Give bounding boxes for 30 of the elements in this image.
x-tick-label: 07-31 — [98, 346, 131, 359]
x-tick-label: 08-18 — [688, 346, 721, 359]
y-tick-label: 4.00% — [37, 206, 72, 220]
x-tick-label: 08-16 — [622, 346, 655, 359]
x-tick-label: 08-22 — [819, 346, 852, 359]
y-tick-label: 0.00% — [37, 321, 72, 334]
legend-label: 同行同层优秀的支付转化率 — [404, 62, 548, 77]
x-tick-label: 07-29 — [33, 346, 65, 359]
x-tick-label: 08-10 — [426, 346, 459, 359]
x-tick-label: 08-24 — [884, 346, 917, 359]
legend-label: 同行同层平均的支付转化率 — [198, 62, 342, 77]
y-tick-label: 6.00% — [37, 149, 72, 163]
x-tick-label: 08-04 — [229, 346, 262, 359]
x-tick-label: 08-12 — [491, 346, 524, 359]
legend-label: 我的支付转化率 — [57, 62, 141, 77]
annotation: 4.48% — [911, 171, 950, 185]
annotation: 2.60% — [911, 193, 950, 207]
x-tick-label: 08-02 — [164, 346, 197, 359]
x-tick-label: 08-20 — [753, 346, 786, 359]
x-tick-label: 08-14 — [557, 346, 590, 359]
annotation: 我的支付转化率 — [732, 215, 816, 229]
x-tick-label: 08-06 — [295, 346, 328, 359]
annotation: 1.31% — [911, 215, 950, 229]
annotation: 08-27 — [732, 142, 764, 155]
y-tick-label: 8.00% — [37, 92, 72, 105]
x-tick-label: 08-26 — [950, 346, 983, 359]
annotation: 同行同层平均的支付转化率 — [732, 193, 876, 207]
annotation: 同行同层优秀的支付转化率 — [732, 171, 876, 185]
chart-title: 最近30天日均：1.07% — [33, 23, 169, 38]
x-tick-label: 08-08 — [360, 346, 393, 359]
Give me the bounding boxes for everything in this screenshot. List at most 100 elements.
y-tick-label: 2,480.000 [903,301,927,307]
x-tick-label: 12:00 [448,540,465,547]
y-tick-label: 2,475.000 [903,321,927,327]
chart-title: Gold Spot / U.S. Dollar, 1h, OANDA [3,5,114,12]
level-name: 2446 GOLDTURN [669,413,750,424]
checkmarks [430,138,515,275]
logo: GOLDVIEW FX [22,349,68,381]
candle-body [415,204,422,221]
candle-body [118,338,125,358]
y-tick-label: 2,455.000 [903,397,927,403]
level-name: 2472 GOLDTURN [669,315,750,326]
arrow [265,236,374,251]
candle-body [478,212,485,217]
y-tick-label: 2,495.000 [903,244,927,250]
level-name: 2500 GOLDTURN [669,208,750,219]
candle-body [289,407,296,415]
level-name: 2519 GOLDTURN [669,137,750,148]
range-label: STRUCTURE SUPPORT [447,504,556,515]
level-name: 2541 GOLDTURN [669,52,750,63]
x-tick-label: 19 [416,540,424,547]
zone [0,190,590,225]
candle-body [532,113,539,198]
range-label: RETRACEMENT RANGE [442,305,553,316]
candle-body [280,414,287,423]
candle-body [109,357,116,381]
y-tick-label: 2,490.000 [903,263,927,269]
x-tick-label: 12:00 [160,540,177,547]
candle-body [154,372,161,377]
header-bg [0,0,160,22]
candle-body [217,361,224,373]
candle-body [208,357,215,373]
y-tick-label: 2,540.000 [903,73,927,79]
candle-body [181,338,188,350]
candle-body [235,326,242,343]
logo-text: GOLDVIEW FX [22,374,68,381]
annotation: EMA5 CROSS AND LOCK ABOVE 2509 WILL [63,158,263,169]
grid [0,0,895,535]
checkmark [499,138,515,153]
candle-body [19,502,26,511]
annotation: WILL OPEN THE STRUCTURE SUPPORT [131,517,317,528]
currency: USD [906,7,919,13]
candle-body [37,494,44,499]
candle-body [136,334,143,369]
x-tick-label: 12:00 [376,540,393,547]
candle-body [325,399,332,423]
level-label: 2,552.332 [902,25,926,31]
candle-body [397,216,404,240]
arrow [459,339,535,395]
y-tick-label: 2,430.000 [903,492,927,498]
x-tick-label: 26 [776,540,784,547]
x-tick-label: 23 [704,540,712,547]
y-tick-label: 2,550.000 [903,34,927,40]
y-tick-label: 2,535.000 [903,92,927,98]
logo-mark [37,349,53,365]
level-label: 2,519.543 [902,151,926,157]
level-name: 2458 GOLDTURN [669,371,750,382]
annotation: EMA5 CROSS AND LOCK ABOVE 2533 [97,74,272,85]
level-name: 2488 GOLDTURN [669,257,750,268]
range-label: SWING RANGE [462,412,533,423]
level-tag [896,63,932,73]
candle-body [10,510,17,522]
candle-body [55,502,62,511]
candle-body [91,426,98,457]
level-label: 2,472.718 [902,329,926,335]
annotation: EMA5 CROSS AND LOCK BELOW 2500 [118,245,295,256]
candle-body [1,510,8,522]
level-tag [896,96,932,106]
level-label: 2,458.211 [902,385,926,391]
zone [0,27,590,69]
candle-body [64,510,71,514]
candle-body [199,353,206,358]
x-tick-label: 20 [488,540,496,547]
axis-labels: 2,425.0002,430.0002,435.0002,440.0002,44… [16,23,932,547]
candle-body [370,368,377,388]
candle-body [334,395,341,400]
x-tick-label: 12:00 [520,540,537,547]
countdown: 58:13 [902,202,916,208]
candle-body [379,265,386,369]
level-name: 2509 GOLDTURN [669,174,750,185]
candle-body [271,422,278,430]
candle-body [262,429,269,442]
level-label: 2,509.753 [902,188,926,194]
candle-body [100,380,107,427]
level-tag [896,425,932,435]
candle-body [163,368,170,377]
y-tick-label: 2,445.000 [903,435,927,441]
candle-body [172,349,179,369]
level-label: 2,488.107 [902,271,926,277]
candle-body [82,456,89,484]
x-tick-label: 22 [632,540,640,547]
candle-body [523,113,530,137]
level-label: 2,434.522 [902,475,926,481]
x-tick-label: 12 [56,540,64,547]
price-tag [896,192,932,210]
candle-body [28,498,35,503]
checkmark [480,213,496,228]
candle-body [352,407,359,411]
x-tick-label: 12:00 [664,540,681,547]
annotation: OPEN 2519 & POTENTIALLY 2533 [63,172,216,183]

===============

[Job] Convert every line of the entries above into a JSON list of strings, one string per line, leaving out any blank lines.

[Finished answer]
[
  "Give bounding boxes for 30 of the elements in this image.",
  "x-tick-label: 07-31 — [98, 346, 131, 359]",
  "x-tick-label: 08-18 — [688, 346, 721, 359]",
  "y-tick-label: 4.00% — [37, 206, 72, 220]",
  "x-tick-label: 08-16 — [622, 346, 655, 359]",
  "x-tick-label: 08-22 — [819, 346, 852, 359]",
  "y-tick-label: 0.00% — [37, 321, 72, 334]",
  "legend-label: 同行同层优秀的支付转化率 — [404, 62, 548, 77]",
  "x-tick-label: 07-29 — [33, 346, 65, 359]",
  "x-tick-label: 08-10 — [426, 346, 459, 359]",
  "x-tick-label: 08-24 — [884, 346, 917, 359]",
  "legend-label: 同行同层平均的支付转化率 — [198, 62, 342, 77]",
  "y-tick-label: 6.00% — [37, 149, 72, 163]",
  "x-tick-label: 08-04 — [229, 346, 262, 359]",
  "x-tick-label: 08-12 — [491, 346, 524, 359]",
  "legend-label: 我的支付转化率 — [57, 62, 141, 77]",
  "annotation: 4.48% — [911, 171, 950, 185]",
  "annotation: 2.60% — [911, 193, 950, 207]",
  "x-tick-label: 08-02 — [164, 346, 197, 359]",
  "x-tick-label: 08-20 — [753, 346, 786, 359]",
  "x-tick-label: 08-14 — [557, 346, 590, 359]",
  "annotation: 我的支付转化率 — [732, 215, 816, 229]",
  "x-tick-label: 08-06 — [295, 346, 328, 359]",
  "annotation: 1.31% — [911, 215, 950, 229]",
  "annotation: 08-27 — [732, 142, 764, 155]",
  "y-tick-label: 8.00% — [37, 92, 72, 105]",
  "x-tick-label: 08-26 — [950, 346, 983, 359]",
  "annotation: 同行同层平均的支付转化率 — [732, 193, 876, 207]",
  "annotation: 同行同层优秀的支付转化率 — [732, 171, 876, 185]",
  "chart-title: 最近30天日均：1.07% — [33, 23, 169, 38]",
  "x-tick-label: 08-08 — [360, 346, 393, 359]",
  "Give me the bounding boxes for everything in this screenshot. List at most 100 elements.",
  "y-tick-label: 2,480.000 [903,301,927,307]",
  "x-tick-label: 12:00 [448,540,465,547]",
  "y-tick-label: 2,475.000 [903,321,927,327]",
  "chart-title: Gold Spot / U.S. Dollar, 1h, OANDA [3,5,114,12]",
  "level-name: 2446 GOLDTURN [669,413,750,424]",
  "checkmarks [430,138,515,275]",
  "logo: GOLDVIEW FX [22,349,68,381]",
  "candle-body [415,204,422,221]",
  "candle-body [118,338,125,358]",
  "y-tick-label: 2,455.000 [903,397,927,403]",
  "level-name: 2472 GOLDTURN [669,315,750,326]",
  "arrow [265,236,374,251]",
  "candle-body [478,212,485,217]",
  "y-tick-label: 2,495.000 [903,244,927,250]",
  "level-name: 2500 GOLDTURN [669,208,750,219]",
  "candle-body [289,407,296,415]",
  "level-name: 2519 GOLDTURN [669,137,750,148]",
  "range-label: STRUCTURE SUPPORT [447,504,556,515]",
  "level-name: 2541 GOLDTURN [669,52,750,63]",
  "x-tick-label: 19 [416,540,424,547]",
  "zone [0,190,590,225]",
  "candle-body [532,113,539,198]",
  "range-label: RETRACEMENT RANGE [442,305,553,316]",
  "candle-body [280,414,287,423]",
  "candle-body [109,357,116,381]",
  "y-tick-label: 2,490.000 [903,263,927,269]",
  "x-tick-label: 12:00 [160,540,177,547]",
  "candle-body [154,372,161,377]",
  "header-bg [0,0,160,22]",
  "candle-body [217,361,224,373]",
  "candle-body [208,357,215,373]",
  "y-tick-label: 2,540.000 [903,73,927,79]",
  "candle-body [181,338,188,350]",
  "candle-body [235,326,242,343]",
  "logo-text: GOLDVIEW FX [22,374,68,381]",
  "annotation: EMA5 CROSS AND LOCK ABOVE 2509 WILL [63,158,263,169]",
  "grid [0,0,895,535]",
  "checkmark [499,138,515,153]",
  "candle-body [19,502,26,511]",
  "annotation: WILL OPEN THE STRUCTURE SUPPORT [131,517,317,528]",
  "currency: USD [906,7,919,13]",
  "candle-body [37,494,44,499]",
  "candle-body [136,334,143,369]",
  "x-tick-label: 12:00 [376,540,393,547]",
  "candle-body [325,399,332,423]",
  "level-label: 2,552.332 [902,25,926,31]",
  "candle-body [397,216,404,240]",
  "arrow [459,339,535,395]",
  "y-tick-label: 2,430.000 [903,492,927,498]",
  "x-tick-label: 26 [776,540,784,547]",
  "x-tick-label: 23 [704,540,712,547]",
  "y-tick-label: 2,550.000 [903,34,927,40]",
  "y-tick-label: 2,535.000 [903,92,927,98]",
  "logo-mark [37,349,53,365]",
  "level-label: 2,519.543 [902,151,926,157]",
  "level-name: 2458 GOLDTURN [669,371,750,382]",
  "annotation: EMA5 CROSS AND LOCK ABOVE 2533 [97,74,272,85]",
  "level-name: 2488 GOLDTURN [669,257,750,268]",
  "range-label: SWING RANGE [462,412,533,423]",
  "level-tag [896,63,932,73]",
  "candle-body [10,510,17,522]",
  "candle-body [55,502,62,511]",
  "candle-body [91,426,98,457]",
  "level-label: 2,472.718 [902,329,926,335]",
  "annotation: EMA5 CROSS AND LOCK BELOW 2500 [118,245,295,256]",
  "candle-body [1,510,8,522]",
  "level-tag [896,96,932,106]",
  "level-label: 2,458.211 [902,385,926,391]",
  "zone [0,27,590,69]",
  "candle-body [64,510,71,514]",
  "candle-body [199,353,206,358]",
  "x-tick-label: 20 [488,540,496,547]",
  "axis-labels: 2,425.0002,430.0002,435.0002,440.0002,44… [16,23,932,547]",
  "candle-body [370,368,377,388]",
  "candle-body [334,395,341,400]",
  "x-tick-label: 12:00 [520,540,537,547]",
  "countdown: 58:13 [902,202,916,208]",
  "candle-body [379,265,386,369]",
  "level-name: 2509 GOLDTURN [669,174,750,185]",
  "candle-body [271,422,278,430]",
  "candle-body [262,429,269,442]",
  "level-label: 2,509.753 [902,188,926,194]",
  "candle-body [100,380,107,427]",
  "level-tag [896,425,932,435]",
  "candle-body [163,368,170,377]",
  "y-tick-label: 2,445.000 [903,435,927,441]",
  "candle-body [172,349,179,369]",
  "level-label: 2,488.107 [902,271,926,277]",
  "candle-body [82,456,89,484]",
  "x-tick-label: 22 [632,540,640,547]",
  "candle-body [523,113,530,137]",
  "level-label: 2,434.522 [902,475,926,481]",
  "x-tick-label: 12 [56,540,64,547]",
  "price-tag [896,192,932,210]",
  "candle-body [28,498,35,503]",
  "checkmark [480,213,496,228]",
  "candle-body [352,407,359,411]",
  "x-tick-label: 12:00 [664,540,681,547]",
  "annotation: OPEN 2519 & POTENTIALLY 2533 [63,172,216,183]"
]